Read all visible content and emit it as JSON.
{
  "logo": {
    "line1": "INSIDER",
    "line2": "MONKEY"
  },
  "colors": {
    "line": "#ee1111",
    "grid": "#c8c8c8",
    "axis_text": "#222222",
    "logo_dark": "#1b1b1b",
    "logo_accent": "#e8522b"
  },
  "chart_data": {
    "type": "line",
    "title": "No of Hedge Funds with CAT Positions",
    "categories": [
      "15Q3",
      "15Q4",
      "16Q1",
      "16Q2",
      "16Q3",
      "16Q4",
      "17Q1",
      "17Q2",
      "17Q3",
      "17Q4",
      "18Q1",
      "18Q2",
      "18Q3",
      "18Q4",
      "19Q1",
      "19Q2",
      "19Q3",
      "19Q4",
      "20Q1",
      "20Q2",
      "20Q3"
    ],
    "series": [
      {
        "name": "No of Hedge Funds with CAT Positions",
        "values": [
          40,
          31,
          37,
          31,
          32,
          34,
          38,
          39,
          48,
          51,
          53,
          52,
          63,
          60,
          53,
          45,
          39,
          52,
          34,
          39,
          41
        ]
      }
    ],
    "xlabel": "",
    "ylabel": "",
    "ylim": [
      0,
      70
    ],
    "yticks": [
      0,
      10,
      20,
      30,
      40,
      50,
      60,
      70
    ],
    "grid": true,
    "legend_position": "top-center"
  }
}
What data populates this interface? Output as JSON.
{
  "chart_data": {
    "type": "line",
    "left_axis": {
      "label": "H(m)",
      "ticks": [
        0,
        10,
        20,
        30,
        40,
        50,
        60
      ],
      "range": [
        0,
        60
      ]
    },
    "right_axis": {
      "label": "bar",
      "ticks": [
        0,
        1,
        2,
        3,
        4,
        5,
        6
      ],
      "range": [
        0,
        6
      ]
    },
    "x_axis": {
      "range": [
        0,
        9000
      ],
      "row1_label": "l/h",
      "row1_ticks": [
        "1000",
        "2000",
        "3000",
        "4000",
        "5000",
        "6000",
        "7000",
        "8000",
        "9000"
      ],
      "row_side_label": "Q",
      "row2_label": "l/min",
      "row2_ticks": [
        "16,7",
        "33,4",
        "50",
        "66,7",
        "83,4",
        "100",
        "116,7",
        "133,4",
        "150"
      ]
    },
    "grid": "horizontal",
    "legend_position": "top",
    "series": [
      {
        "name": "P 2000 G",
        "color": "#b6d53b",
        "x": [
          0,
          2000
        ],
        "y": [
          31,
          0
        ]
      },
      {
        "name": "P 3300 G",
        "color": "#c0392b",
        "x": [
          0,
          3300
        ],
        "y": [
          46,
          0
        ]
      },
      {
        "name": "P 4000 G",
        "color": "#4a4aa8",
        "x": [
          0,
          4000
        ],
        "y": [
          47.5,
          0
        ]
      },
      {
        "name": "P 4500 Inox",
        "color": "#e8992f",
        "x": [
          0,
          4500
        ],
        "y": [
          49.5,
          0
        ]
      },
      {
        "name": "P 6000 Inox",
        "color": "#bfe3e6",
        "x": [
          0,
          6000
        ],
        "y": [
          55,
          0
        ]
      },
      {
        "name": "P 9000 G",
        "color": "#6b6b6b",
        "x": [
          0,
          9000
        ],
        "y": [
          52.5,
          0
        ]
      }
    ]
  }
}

§ **Problem description**
Transcribe each record exactly. Leave nothing out.

§ **The result**
Read all visible content and emit it as JSON.
{
  "logo": {
    "line1": "INSIDER",
    "line2": "MONKEY"
  },
  "colors": {
    "line": "#ee1111",
    "grid": "#c8c8c8",
    "axis_text": "#222222",
    "logo_dark": "#1b1b1b",
    "logo_accent": "#e8522b"
  },
  "chart_data": {
    "type": "line",
    "title": "No of Hedge Funds with CAT Positions",
    "categories": [
      "15Q3",
      "15Q4",
      "16Q1",
      "16Q2",
      "16Q3",
      "16Q4",
      "17Q1",
      "17Q2",
      "17Q3",
      "17Q4",
      "18Q1",
      "18Q2",
      "18Q3",
      "18Q4",
      "19Q1",
      "19Q2",
      "19Q3",
      "19Q4",
      "20Q1",
      "20Q2",
      "20Q3"
    ],
    "series": [
      {
        "name": "No of Hedge Funds with CAT Positions",
        "values": [
          40,
          31,
          37,
          31,
          32,
          34,
          38,
          39,
          48,
          51,
          53,
          52,
          63,
          60,
          53,
          45,
          39,
          52,
          34,
          39,
          41
        ]
      }
    ],
    "xlabel": "",
    "ylabel": "",
    "ylim": [
      0,
      70
    ],
    "yticks": [
      0,
      10,
      20,
      30,
      40,
      50,
      60,
      70
    ],
    "grid": true,
    "legend_position": "top-center"
  }
}
What data populates this interface? Output as JSON.
{
  "chart_data": {
    "type": "line",
    "left_axis": {
      "label": "H(m)",
      "ticks": [
        0,
        10,
        20,
        30,
        40,
        50,
        60
      ],
      "range": [
        0,
        60
      ]
    },
    "right_axis": {
      "label": "bar",
      "ticks": [
        0,
        1,
        2,
        3,
        4,
        5,
        6
      ],
      "range": [
        0,
        6
      ]
    },
    "x_axis": {
      "range": [
        0,
        9000
      ],
      "row1_label": "l/h",
      "row1_ticks": [
        "1000",
        "2000",
        "3000",
        "4000",
        "5000",
        "6000",
        "7000",
        "8000",
        "9000"
      ],
      "row_side_label": "Q",
      "row2_label": "l/min",
      "row2_ticks": [
        "16,7",
        "33,4",
        "50",
        "66,7",
        "83,4",
        "100",
        "116,7",
        "133,4",
        "150"
      ]
    },
    "grid": "horizontal",
    "legend_position": "top",
    "series": [
      {
        "name": "P 2000 G",
        "color": "#b6d53b",
        "x": [
          0,
          2000
        ],
        "y": [
          31,
          0
        ]
      },
      {
        "name": "P 3300 G",
        "color": "#c0392b",
        "x": [
          0,
          3300
        ],
        "y": [
          46,
          0
        ]
      },
      {
        "name": "P 4000 G",
        "color": "#4a4aa8",
        "x": [
          0,
          4000
        ],
        "y": [
          47.5,
          0
        ]
      },
      {
        "name": "P 4500 Inox",
        "color": "#e8992f",
        "x": [
          0,
          4500
        ],
        "y": [
          49.5,
          0
        ]
      },
      {
        "name": "P 6000 Inox",
        "color": "#bfe3e6",
        "x": [
          0,
          6000
        ],
        "y": [
          55,
          0
        ]
      },
      {
        "name": "P 9000 G",
        "color": "#6b6b6b",
        "x": [
          0,
          9000
        ],
        "y": [
          52.5,
          0
        ]
      }
    ]
  }
}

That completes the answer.